▸ **What to work on**
Find the word "this" in the material below and gather every line that contains it.

▸ **Supplied records**
....................

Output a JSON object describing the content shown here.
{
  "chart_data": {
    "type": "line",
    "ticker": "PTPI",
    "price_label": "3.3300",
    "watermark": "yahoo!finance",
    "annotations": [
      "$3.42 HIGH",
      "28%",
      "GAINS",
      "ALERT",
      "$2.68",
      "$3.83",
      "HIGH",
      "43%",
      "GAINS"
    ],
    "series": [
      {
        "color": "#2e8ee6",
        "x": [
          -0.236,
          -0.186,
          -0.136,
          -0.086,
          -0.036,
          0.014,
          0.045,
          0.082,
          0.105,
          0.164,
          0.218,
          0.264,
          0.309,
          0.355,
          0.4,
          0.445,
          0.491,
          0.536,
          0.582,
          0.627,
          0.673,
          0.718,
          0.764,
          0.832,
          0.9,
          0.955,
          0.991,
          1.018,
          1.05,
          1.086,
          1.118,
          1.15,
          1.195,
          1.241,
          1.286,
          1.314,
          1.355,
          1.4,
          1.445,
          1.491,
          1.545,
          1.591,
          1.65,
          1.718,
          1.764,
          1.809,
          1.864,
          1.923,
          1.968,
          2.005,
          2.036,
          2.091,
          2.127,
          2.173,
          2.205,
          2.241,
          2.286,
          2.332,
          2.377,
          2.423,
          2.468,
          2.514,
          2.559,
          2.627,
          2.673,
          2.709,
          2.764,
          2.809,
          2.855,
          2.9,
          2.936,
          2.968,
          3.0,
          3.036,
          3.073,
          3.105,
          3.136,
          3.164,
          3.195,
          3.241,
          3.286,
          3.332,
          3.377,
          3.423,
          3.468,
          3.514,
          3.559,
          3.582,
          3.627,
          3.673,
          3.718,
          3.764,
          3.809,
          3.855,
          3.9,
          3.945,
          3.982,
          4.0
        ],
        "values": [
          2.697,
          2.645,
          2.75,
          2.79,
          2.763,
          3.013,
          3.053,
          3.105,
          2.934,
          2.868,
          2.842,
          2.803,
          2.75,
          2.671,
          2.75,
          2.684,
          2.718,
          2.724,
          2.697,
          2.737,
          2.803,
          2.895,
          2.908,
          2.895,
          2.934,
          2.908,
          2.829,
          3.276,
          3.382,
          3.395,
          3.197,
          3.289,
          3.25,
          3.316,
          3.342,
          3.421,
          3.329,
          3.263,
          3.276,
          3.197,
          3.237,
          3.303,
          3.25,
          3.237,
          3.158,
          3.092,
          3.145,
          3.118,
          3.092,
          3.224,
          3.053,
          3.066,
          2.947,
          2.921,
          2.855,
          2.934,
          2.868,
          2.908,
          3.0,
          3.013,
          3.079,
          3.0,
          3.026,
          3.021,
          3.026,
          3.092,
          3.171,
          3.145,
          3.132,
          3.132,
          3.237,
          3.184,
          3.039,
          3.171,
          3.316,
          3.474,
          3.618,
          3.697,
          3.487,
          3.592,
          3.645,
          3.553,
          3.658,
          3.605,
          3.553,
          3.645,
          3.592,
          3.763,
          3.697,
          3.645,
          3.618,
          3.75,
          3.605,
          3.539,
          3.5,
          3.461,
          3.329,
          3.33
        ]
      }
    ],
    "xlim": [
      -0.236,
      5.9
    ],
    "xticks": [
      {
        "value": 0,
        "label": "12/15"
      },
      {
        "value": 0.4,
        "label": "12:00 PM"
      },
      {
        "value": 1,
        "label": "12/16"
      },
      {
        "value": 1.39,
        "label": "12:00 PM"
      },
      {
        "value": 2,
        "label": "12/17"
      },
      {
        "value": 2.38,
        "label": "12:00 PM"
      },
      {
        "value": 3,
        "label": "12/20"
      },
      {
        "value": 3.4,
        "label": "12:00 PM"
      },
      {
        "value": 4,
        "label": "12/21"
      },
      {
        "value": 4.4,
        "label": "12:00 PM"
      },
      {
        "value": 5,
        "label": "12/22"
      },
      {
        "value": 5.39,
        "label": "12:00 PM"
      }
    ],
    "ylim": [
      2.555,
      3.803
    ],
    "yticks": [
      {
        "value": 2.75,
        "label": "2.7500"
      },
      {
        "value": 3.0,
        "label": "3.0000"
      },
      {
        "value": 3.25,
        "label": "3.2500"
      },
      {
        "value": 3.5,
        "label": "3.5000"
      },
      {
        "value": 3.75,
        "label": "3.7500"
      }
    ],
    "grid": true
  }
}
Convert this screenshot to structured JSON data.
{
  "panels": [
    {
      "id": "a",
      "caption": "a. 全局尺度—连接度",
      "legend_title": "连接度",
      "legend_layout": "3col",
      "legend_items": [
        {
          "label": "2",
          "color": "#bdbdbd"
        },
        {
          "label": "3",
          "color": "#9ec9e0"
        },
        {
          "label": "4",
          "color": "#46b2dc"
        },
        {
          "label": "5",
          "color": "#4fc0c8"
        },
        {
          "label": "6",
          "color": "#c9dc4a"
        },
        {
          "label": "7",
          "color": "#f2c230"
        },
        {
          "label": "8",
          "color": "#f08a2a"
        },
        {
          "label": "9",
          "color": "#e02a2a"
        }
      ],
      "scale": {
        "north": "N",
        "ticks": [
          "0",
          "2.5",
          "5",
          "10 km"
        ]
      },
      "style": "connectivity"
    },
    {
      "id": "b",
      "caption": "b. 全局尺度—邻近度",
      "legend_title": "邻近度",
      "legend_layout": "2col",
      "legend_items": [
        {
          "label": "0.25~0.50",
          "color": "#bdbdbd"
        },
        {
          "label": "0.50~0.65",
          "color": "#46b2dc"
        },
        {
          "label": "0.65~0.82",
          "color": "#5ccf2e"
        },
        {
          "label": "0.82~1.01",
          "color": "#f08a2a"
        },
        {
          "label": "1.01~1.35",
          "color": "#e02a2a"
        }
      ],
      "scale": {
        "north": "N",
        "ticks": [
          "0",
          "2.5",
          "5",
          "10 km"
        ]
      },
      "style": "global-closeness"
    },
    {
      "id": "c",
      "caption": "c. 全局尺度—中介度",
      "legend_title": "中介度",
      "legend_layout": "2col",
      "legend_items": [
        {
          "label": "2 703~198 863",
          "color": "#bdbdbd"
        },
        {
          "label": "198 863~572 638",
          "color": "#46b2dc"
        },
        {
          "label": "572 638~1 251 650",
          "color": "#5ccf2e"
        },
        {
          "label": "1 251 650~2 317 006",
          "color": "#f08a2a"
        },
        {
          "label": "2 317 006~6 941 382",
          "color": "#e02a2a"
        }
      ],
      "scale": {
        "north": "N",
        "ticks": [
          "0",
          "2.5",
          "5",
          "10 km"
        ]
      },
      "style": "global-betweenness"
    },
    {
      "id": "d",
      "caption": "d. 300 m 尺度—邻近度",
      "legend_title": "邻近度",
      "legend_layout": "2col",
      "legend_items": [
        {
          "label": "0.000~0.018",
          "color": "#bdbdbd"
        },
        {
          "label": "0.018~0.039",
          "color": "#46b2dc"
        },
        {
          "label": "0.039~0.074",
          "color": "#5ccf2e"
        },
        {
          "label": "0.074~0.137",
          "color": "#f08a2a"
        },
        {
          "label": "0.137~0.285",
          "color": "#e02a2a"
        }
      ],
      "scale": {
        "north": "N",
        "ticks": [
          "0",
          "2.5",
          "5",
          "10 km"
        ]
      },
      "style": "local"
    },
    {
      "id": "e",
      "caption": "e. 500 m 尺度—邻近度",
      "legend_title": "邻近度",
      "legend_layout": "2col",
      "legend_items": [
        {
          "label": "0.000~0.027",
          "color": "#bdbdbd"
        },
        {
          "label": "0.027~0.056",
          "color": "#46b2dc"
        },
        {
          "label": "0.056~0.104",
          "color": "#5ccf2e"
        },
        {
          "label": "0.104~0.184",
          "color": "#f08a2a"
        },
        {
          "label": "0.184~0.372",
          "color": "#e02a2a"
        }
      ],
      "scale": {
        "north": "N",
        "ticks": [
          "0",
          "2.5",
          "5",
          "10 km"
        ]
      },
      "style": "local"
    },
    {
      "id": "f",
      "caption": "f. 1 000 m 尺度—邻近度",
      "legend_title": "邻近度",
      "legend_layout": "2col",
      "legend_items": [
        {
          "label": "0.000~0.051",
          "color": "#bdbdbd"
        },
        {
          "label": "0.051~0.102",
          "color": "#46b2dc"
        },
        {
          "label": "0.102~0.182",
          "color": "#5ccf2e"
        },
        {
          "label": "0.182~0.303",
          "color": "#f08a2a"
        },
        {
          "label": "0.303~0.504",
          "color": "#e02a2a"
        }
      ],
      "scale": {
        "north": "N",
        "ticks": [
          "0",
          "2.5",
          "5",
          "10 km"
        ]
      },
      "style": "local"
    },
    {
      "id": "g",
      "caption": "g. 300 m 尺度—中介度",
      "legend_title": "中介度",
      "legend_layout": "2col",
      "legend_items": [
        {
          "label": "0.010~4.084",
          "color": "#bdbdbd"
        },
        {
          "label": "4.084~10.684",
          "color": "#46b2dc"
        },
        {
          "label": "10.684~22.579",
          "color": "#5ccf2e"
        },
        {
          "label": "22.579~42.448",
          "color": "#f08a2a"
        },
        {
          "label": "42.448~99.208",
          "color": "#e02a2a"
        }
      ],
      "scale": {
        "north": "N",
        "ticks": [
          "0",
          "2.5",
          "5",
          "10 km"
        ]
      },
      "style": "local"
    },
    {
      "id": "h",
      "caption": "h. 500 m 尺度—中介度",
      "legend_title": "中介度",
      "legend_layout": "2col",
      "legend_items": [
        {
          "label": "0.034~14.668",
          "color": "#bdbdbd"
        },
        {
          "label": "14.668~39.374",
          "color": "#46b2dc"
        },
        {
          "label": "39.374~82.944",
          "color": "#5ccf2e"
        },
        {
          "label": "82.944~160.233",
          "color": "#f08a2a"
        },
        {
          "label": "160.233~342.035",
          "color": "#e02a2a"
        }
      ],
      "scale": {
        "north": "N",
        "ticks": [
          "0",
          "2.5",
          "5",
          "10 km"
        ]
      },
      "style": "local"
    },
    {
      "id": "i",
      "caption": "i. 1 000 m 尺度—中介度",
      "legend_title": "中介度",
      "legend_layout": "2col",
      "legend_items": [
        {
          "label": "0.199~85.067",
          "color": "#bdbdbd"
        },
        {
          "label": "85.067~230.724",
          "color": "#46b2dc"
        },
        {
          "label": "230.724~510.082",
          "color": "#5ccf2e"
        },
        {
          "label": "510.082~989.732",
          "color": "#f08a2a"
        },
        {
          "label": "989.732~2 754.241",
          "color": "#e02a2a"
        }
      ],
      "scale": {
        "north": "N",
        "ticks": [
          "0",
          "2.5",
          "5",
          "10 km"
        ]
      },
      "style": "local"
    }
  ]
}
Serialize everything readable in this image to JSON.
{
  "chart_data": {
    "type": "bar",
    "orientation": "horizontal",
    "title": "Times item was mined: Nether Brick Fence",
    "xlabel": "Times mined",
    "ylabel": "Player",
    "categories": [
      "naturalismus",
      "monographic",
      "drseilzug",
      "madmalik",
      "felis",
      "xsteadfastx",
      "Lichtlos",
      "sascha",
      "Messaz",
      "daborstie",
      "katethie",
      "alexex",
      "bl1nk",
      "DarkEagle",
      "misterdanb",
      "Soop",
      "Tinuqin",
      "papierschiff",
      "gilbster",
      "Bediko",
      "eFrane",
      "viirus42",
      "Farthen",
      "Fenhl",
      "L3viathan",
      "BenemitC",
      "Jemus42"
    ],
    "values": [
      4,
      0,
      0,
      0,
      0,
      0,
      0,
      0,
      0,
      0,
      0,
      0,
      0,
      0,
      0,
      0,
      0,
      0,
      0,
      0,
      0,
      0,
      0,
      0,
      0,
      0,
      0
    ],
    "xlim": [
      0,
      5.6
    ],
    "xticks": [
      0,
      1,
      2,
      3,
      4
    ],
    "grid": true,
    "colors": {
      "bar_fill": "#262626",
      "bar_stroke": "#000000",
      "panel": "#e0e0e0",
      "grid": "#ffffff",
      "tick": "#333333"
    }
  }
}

....................

▸ **Task result**
Convert this screenshot to structured JSON data.
Serialize everything readable in this image to JSON.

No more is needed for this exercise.